**Written instruction**
Go through the data below. List every line that holds the word "ylabel".

══════

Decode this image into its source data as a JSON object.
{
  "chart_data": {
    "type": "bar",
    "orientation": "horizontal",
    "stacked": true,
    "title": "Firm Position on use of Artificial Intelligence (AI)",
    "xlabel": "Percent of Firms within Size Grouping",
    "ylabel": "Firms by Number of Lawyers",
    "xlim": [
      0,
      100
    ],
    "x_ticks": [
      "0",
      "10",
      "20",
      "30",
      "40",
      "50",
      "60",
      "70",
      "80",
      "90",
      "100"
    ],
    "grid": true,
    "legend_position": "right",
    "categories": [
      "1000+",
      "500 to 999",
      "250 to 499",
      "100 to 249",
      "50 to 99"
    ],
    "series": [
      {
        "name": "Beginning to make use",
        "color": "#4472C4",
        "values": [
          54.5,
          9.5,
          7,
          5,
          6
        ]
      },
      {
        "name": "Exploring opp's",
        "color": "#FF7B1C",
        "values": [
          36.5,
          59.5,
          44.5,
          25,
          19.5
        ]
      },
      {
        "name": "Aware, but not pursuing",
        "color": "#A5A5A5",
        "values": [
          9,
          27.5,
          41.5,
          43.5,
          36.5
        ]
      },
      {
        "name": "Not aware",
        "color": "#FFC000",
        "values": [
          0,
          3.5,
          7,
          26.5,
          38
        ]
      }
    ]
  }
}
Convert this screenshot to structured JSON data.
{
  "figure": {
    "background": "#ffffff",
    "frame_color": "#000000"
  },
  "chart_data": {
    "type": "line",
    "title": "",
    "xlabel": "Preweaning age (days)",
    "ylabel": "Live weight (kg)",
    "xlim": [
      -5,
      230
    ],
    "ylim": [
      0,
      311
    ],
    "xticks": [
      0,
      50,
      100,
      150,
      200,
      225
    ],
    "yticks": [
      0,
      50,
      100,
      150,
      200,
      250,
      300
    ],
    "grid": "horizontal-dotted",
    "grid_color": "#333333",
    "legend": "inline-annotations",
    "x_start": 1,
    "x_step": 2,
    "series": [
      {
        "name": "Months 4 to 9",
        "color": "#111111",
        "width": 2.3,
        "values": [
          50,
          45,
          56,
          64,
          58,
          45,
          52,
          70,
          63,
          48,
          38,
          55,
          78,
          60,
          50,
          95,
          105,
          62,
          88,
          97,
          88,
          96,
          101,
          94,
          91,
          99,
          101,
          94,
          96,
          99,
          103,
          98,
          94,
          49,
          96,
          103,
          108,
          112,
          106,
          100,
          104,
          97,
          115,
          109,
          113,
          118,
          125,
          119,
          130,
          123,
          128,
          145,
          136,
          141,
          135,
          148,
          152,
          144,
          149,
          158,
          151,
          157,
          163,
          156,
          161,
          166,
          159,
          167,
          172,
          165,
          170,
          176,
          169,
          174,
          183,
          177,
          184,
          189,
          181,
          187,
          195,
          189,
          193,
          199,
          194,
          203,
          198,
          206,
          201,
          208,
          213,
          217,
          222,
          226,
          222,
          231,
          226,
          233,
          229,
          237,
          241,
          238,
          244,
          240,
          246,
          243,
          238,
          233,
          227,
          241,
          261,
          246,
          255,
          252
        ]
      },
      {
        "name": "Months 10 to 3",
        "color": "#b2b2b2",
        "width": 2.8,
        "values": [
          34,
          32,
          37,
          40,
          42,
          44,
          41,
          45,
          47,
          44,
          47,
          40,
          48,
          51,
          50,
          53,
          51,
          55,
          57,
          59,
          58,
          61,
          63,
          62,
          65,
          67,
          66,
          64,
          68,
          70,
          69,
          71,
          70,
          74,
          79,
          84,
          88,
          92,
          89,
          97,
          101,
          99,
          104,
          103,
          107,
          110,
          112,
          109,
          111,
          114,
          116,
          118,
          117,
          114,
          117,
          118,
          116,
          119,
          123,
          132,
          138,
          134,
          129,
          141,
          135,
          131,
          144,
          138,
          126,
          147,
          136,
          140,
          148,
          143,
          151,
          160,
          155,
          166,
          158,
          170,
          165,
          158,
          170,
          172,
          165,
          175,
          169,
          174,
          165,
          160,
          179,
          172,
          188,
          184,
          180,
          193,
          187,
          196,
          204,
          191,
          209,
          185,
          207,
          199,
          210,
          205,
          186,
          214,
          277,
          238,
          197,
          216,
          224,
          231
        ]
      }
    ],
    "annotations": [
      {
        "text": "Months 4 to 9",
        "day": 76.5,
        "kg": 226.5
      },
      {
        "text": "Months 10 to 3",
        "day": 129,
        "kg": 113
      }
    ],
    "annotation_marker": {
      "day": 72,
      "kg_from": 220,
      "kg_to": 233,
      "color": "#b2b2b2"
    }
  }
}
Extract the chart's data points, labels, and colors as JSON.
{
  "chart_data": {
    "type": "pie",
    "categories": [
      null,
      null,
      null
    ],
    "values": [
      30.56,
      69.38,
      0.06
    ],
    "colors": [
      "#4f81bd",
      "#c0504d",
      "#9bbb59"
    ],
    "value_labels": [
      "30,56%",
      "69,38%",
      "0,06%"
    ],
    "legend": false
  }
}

══════

**Answer to this task**
    "ylabel": "Firms by Number of Lawyers",
    "ylabel": "Live weight (kg)",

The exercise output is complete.